-- Begin DATA FOR THE TASK --

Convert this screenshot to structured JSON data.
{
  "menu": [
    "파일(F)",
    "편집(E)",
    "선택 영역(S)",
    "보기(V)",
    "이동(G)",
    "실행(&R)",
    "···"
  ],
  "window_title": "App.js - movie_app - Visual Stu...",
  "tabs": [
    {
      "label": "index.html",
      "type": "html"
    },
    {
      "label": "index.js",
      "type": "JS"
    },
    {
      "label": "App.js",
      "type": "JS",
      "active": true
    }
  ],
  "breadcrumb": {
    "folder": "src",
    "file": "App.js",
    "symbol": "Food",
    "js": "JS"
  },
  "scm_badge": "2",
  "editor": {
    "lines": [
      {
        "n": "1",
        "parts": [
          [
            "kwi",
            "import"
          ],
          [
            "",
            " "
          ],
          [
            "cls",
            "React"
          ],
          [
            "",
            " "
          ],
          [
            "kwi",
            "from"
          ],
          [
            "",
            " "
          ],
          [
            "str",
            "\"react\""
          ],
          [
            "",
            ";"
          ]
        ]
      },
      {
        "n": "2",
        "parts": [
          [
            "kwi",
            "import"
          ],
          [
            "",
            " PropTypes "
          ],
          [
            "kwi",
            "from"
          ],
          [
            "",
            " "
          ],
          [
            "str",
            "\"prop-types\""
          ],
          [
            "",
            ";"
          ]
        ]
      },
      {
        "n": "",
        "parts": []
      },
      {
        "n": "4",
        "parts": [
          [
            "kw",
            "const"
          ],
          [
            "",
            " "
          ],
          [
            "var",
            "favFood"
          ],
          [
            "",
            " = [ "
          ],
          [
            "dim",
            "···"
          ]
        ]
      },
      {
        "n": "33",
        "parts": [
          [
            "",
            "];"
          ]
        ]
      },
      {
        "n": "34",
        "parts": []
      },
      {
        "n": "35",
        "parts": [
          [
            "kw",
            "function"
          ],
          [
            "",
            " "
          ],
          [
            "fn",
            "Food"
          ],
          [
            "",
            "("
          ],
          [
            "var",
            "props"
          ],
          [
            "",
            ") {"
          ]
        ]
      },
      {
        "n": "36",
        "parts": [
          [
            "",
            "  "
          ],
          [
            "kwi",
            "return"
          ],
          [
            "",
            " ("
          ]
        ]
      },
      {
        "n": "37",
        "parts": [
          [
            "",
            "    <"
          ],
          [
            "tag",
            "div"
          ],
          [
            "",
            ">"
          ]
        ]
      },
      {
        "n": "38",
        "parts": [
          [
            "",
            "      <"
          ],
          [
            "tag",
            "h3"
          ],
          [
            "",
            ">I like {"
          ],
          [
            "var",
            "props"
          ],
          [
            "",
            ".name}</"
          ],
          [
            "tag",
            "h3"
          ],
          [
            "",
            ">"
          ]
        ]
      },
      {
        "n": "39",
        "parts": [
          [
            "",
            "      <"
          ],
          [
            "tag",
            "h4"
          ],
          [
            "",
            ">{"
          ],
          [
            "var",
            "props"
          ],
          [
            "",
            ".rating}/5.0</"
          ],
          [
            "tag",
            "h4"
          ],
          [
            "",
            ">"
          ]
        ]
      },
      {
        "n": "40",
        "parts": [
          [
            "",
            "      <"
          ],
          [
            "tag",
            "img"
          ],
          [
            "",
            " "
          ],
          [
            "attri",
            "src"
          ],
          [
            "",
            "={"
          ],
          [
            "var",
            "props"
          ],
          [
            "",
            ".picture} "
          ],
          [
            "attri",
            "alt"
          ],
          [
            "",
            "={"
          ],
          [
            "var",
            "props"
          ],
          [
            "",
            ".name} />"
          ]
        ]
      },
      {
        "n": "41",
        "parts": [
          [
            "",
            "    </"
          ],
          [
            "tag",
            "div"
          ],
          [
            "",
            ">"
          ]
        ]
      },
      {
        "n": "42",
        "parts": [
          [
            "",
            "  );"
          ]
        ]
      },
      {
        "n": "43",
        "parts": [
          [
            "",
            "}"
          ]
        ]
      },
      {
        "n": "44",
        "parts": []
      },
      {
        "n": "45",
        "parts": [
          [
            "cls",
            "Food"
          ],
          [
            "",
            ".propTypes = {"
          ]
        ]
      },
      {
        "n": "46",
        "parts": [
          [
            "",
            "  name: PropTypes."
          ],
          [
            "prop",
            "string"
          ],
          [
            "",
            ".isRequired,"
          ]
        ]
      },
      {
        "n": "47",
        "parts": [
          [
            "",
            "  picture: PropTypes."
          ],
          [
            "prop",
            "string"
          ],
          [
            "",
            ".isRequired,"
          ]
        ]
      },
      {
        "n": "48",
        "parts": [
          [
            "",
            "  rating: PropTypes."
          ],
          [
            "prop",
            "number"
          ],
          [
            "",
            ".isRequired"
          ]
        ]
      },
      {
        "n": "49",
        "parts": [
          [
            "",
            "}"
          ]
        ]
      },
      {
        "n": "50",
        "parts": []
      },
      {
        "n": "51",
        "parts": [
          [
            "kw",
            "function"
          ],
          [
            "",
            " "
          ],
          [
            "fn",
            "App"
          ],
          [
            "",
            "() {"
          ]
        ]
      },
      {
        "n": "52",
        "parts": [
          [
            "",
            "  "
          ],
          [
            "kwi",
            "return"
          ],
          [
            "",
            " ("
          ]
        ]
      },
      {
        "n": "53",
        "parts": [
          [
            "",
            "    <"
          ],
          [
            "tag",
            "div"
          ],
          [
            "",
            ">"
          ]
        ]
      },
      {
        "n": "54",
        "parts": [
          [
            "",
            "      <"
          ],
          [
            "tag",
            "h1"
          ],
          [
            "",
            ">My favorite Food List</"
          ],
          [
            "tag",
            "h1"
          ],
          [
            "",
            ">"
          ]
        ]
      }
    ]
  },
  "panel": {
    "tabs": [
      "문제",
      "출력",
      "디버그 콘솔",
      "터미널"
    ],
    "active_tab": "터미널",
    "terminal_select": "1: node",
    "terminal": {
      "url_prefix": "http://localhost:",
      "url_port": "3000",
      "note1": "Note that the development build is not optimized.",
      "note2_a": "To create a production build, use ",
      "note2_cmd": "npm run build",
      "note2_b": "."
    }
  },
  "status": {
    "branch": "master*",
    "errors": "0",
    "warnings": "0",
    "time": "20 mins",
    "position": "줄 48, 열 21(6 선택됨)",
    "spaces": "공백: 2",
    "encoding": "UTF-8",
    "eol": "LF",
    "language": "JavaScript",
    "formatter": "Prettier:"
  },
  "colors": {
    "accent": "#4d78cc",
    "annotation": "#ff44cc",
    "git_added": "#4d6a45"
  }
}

-- End DATA FOR THE TASK --

• **DIRECTIONS**
Output all of the data again, exactly.

• **WRITTEN SOLUTION**
Convert this screenshot to structured JSON data.
{
  "menu": [
    "파일(F)",
    "편집(E)",
    "선택 영역(S)",
    "보기(V)",
    "이동(G)",
    "실행(&R)",
    "···"
  ],
  "window_title": "App.js - movie_app - Visual Stu...",
  "tabs": [
    {
      "label": "index.html",
      "type": "html"
    },
    {
      "label": "index.js",
      "type": "JS"
    },
    {
      "label": "App.js",
      "type": "JS",
      "active": true
    }
  ],
  "breadcrumb": {
    "folder": "src",
    "file": "App.js",
    "symbol": "Food",
    "js": "JS"
  },
  "scm_badge": "2",
  "editor": {
    "lines": [
      {
        "n": "1",
        "parts": [
          [
            "kwi",
            "import"
          ],
          [
            "",
            " "
          ],
          [
            "cls",
            "React"
          ],
          [
            "",
            " "
          ],
          [
            "kwi",
            "from"
          ],
          [
            "",
            " "
          ],
          [
            "str",
            "\"react\""
          ],
          [
            "",
            ";"
          ]
        ]
      },
      {
        "n": "2",
        "parts": [
          [
            "kwi",
            "import"
          ],
          [
            "",
            " PropTypes "
          ],
          [
            "kwi",
            "from"
          ],
          [
            "",
            " "
          ],
          [
            "str",
            "\"prop-types\""
          ],
          [
            "",
            ";"
          ]
        ]
      },
      {
        "n": "",
        "parts": []
      },
      {
        "n": "4",
        "parts": [
          [
            "kw",
            "const"
          ],
          [
            "",
            " "
          ],
          [
            "var",
            "favFood"
          ],
          [
            "",
            " = [ "
          ],
          [
            "dim",
            "···"
          ]
        ]
      },
      {
        "n": "33",
        "parts": [
          [
            "",
            "];"
          ]
        ]
      },
      {
        "n": "34",
        "parts": []
      },
      {
        "n": "35",
        "parts": [
          [
            "kw",
            "function"
          ],
          [
            "",
            " "
          ],
          [
            "fn",
            "Food"
          ],
          [
            "",
            "("
          ],
          [
            "var",
            "props"
          ],
          [
            "",
            ") {"
          ]
        ]
      },
      {
        "n": "36",
        "parts": [
          [
            "",
            "  "
          ],
          [
            "kwi",
            "return"
          ],
          [
            "",
            " ("
          ]
        ]
      },
      {
        "n": "37",
        "parts": [
          [
            "",
            "    <"
          ],
          [
            "tag",
            "div"
          ],
          [
            "",
            ">"
          ]
        ]
      },
      {
        "n": "38",
        "parts": [
          [
            "",
            "      <"
          ],
          [
            "tag",
            "h3"
          ],
          [
            "",
            ">I like {"
          ],
          [
            "var",
            "props"
          ],
          [
            "",
            ".name}</"
          ],
          [
            "tag",
            "h3"
          ],
          [
            "",
            ">"
          ]
        ]
      },
      {
        "n": "39",
        "parts": [
          [
            "",
            "      <"
          ],
          [
            "tag",
            "h4"
          ],
          [
            "",
            ">{"
          ],
          [
            "var",
            "props"
          ],
          [
            "",
            ".rating}/5.0</"
          ],
          [
            "tag",
            "h4"
          ],
          [
            "",
            ">"
          ]
        ]
      },
      {
        "n": "40",
        "parts": [
          [
            "",
            "      <"
          ],
          [
            "tag",
            "img"
          ],
          [
            "",
            " "
          ],
          [
            "attri",
            "src"
          ],
          [
            "",
            "={"
          ],
          [
            "var",
            "props"
          ],
          [
            "",
            ".picture} "
          ],
          [
            "attri",
            "alt"
          ],
          [
            "",
            "={"
          ],
          [
            "var",
            "props"
          ],
          [
            "",
            ".name} />"
          ]
        ]
      },
      {
        "n": "41",
        "parts": [
          [
            "",
            "    </"
          ],
          [
            "tag",
            "div"
          ],
          [
            "",
            ">"
          ]
        ]
      },
      {
        "n": "42",
        "parts": [
          [
            "",
            "  );"
          ]
        ]
      },
      {
        "n": "43",
        "parts": [
          [
            "",
            "}"
          ]
        ]
      },
      {
        "n": "44",
        "parts": []
      },
      {
        "n": "45",
        "parts": [
          [
            "cls",
            "Food"
          ],
          [
            "",
            ".propTypes = {"
          ]
        ]
      },
      {
        "n": "46",
        "parts": [
          [
            "",
            "  name: PropTypes."
          ],
          [
            "prop",
            "string"
          ],
          [
            "",
            ".isRequired,"
          ]
        ]
      },
      {
        "n": "47",
        "parts": [
          [
            "",
            "  picture: PropTypes."
          ],
          [
            "prop",
            "string"
          ],
          [
            "",
            ".isRequired,"
          ]
        ]
      },
      {
        "n": "48",
        "parts": [
          [
            "",
            "  rating: PropTypes."
          ],
          [
            "prop",
            "number"
          ],
          [
            "",
            ".isRequired"
          ]
        ]
      },
      {
        "n": "49",
        "parts": [
          [
            "",
            "}"
          ]
        ]
      },
      {
        "n": "50",
        "parts": []
      },
      {
        "n": "51",
        "parts": [
          [
            "kw",
            "function"
          ],
          [
            "",
            " "
          ],
          [
            "fn",
            "App"
          ],
          [
            "",
            "() {"
          ]
        ]
      },
      {
        "n": "52",
        "parts": [
          [
            "",
            "  "
          ],
          [
            "kwi",
            "return"
          ],
          [
            "",
            " ("
          ]
        ]
      },
      {
        "n": "53",
        "parts": [
          [
            "",
            "    <"
          ],
          [
            "tag",
            "div"
          ],
          [
            "",
            ">"
          ]
        ]
      },
      {
        "n": "54",
        "parts": [
          [
            "",
            "      <"
          ],
          [
            "tag",
            "h1"
          ],
          [
            "",
            ">My favorite Food List</"
          ],
          [
            "tag",
            "h1"
          ],
          [
            "",
            ">"
          ]
        ]
      }
    ]
  },
  "panel": {
    "tabs": [
      "문제",
      "출력",
      "디버그 콘솔",
      "터미널"
    ],
    "active_tab": "터미널",
    "terminal_select": "1: node",
    "terminal": {
      "url_prefix": "http://localhost:",
      "url_port": "3000",
      "note1": "Note that the development build is not optimized.",
      "note2_a": "To create a production build, use ",
      "note2_cmd": "npm run build",
      "note2_b": "."
    }
  },
  "status": {
    "branch": "master*",
    "errors": "0",
    "warnings": "0",
    "time": "20 mins",
    "position": "줄 48, 열 21(6 선택됨)",
    "spaces": "공백: 2",
    "encoding": "UTF-8",
    "eol": "LF",
    "language": "JavaScript",
    "formatter": "Prettier:"
  },
  "colors": {
    "accent": "#4d78cc",
    "annotation": "#ff44cc",
    "git_added": "#4d6a45"
  }
}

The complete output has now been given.